- **Aim of the exercise**: Quote the records in full and leave their pictures out.

- **Task material**:
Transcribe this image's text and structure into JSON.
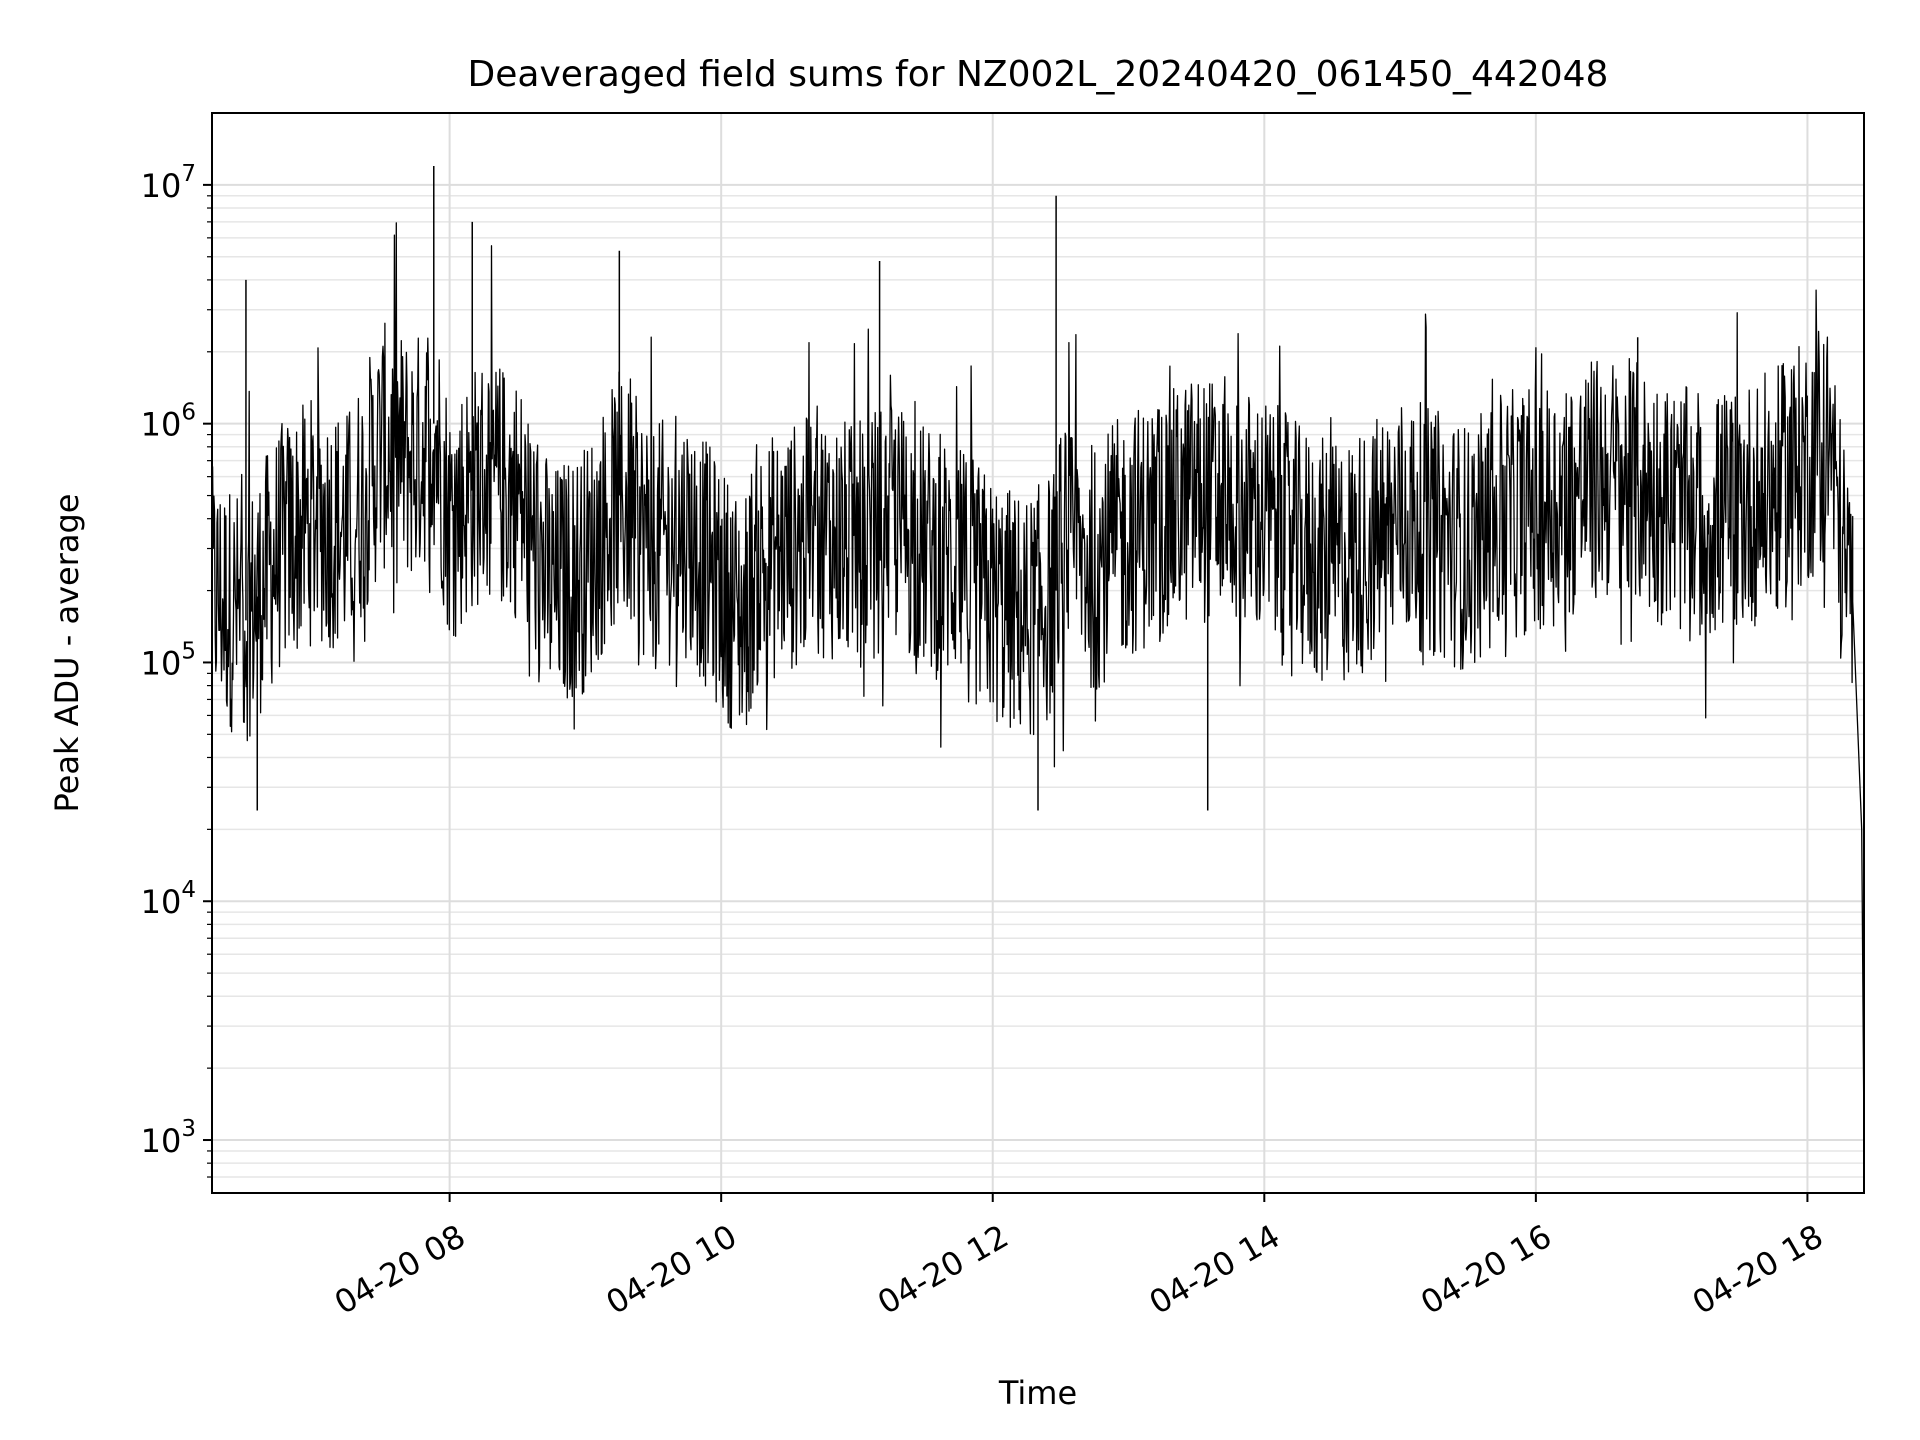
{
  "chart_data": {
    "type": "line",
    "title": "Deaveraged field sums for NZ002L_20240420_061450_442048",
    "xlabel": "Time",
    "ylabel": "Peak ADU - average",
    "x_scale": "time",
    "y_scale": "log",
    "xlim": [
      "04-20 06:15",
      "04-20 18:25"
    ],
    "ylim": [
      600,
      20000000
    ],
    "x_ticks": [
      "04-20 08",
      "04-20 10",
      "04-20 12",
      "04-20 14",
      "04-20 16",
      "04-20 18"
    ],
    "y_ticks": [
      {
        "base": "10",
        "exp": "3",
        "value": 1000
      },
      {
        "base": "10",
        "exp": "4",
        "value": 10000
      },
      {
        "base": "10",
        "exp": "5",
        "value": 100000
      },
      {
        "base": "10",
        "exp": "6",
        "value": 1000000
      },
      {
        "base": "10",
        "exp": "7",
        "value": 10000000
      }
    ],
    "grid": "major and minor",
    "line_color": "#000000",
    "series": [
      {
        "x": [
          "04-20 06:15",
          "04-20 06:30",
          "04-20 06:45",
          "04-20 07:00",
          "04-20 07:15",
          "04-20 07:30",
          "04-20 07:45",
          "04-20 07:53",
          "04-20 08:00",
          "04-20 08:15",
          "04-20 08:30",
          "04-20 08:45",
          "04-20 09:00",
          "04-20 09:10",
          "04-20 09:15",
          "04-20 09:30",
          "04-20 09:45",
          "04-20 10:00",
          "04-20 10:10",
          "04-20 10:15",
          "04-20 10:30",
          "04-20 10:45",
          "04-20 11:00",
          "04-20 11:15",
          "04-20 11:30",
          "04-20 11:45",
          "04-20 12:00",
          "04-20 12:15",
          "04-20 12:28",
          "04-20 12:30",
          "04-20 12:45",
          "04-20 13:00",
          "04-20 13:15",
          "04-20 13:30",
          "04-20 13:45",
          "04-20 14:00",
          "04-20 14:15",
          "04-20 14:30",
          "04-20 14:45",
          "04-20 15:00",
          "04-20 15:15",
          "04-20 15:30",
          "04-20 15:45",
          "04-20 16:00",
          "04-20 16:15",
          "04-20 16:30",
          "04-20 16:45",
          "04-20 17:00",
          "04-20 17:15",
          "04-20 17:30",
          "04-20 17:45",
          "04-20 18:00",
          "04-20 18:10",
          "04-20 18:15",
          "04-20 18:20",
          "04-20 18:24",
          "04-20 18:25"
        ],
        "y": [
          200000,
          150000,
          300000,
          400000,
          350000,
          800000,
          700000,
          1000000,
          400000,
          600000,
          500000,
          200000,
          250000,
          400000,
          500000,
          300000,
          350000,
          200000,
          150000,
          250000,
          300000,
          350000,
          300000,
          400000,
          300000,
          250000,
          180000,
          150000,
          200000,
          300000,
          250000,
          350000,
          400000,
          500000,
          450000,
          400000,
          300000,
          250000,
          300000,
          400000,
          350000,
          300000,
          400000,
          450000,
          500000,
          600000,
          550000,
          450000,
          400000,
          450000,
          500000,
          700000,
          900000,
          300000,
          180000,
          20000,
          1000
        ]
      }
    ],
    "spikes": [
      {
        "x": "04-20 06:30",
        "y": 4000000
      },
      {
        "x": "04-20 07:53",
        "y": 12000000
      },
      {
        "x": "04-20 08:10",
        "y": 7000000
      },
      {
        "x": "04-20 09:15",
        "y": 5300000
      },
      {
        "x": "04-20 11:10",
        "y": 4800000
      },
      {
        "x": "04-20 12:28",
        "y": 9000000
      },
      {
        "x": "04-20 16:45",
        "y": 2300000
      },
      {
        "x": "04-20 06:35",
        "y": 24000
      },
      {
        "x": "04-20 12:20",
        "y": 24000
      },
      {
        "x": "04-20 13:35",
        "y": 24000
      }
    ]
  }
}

- **In response**:
Transcribe this image's text and structure into JSON.
{
  "chart_data": {
    "type": "line",
    "title": "Deaveraged field sums for NZ002L_20240420_061450_442048",
    "xlabel": "Time",
    "ylabel": "Peak ADU - average",
    "x_scale": "time",
    "y_scale": "log",
    "xlim": [
      "04-20 06:15",
      "04-20 18:25"
    ],
    "ylim": [
      600,
      20000000
    ],
    "x_ticks": [
      "04-20 08",
      "04-20 10",
      "04-20 12",
      "04-20 14",
      "04-20 16",
      "04-20 18"
    ],
    "y_ticks": [
      {
        "base": "10",
        "exp": "3",
        "value": 1000
      },
      {
        "base": "10",
        "exp": "4",
        "value": 10000
      },
      {
        "base": "10",
        "exp": "5",
        "value": 100000
      },
      {
        "base": "10",
        "exp": "6",
        "value": 1000000
      },
      {
        "base": "10",
        "exp": "7",
        "value": 10000000
      }
    ],
    "grid": "major and minor",
    "line_color": "#000000",
    "series": [
      {
        "x": [
          "04-20 06:15",
          "04-20 06:30",
          "04-20 06:45",
          "04-20 07:00",
          "04-20 07:15",
          "04-20 07:30",
          "04-20 07:45",
          "04-20 07:53",
          "04-20 08:00",
          "04-20 08:15",
          "04-20 08:30",
          "04-20 08:45",
          "04-20 09:00",
          "04-20 09:10",
          "04-20 09:15",
          "04-20 09:30",
          "04-20 09:45",
          "04-20 10:00",
          "04-20 10:10",
          "04-20 10:15",
          "04-20 10:30",
          "04-20 10:45",
          "04-20 11:00",
          "04-20 11:15",
          "04-20 11:30",
          "04-20 11:45",
          "04-20 12:00",
          "04-20 12:15",
          "04-20 12:28",
          "04-20 12:30",
          "04-20 12:45",
          "04-20 13:00",
          "04-20 13:15",
          "04-20 13:30",
          "04-20 13:45",
          "04-20 14:00",
          "04-20 14:15",
          "04-20 14:30",
          "04-20 14:45",
          "04-20 15:00",
          "04-20 15:15",
          "04-20 15:30",
          "04-20 15:45",
          "04-20 16:00",
          "04-20 16:15",
          "04-20 16:30",
          "04-20 16:45",
          "04-20 17:00",
          "04-20 17:15",
          "04-20 17:30",
          "04-20 17:45",
          "04-20 18:00",
          "04-20 18:10",
          "04-20 18:15",
          "04-20 18:20",
          "04-20 18:24",
          "04-20 18:25"
        ],
        "y": [
          200000,
          150000,
          300000,
          400000,
          350000,
          800000,
          700000,
          1000000,
          400000,
          600000,
          500000,
          200000,
          250000,
          400000,
          500000,
          300000,
          350000,
          200000,
          150000,
          250000,
          300000,
          350000,
          300000,
          400000,
          300000,
          250000,
          180000,
          150000,
          200000,
          300000,
          250000,
          350000,
          400000,
          500000,
          450000,
          400000,
          300000,
          250000,
          300000,
          400000,
          350000,
          300000,
          400000,
          450000,
          500000,
          600000,
          550000,
          450000,
          400000,
          450000,
          500000,
          700000,
          900000,
          300000,
          180000,
          20000,
          1000
        ]
      }
    ],
    "spikes": [
      {
        "x": "04-20 06:30",
        "y": 4000000
      },
      {
        "x": "04-20 07:53",
        "y": 12000000
      },
      {
        "x": "04-20 08:10",
        "y": 7000000
      },
      {
        "x": "04-20 09:15",
        "y": 5300000
      },
      {
        "x": "04-20 11:10",
        "y": 4800000
      },
      {
        "x": "04-20 12:28",
        "y": 9000000
      },
      {
        "x": "04-20 16:45",
        "y": 2300000
      },
      {
        "x": "04-20 06:35",
        "y": 24000
      },
      {
        "x": "04-20 12:20",
        "y": 24000
      },
      {
        "x": "04-20 13:35",
        "y": 24000
      }
    ]
  }
}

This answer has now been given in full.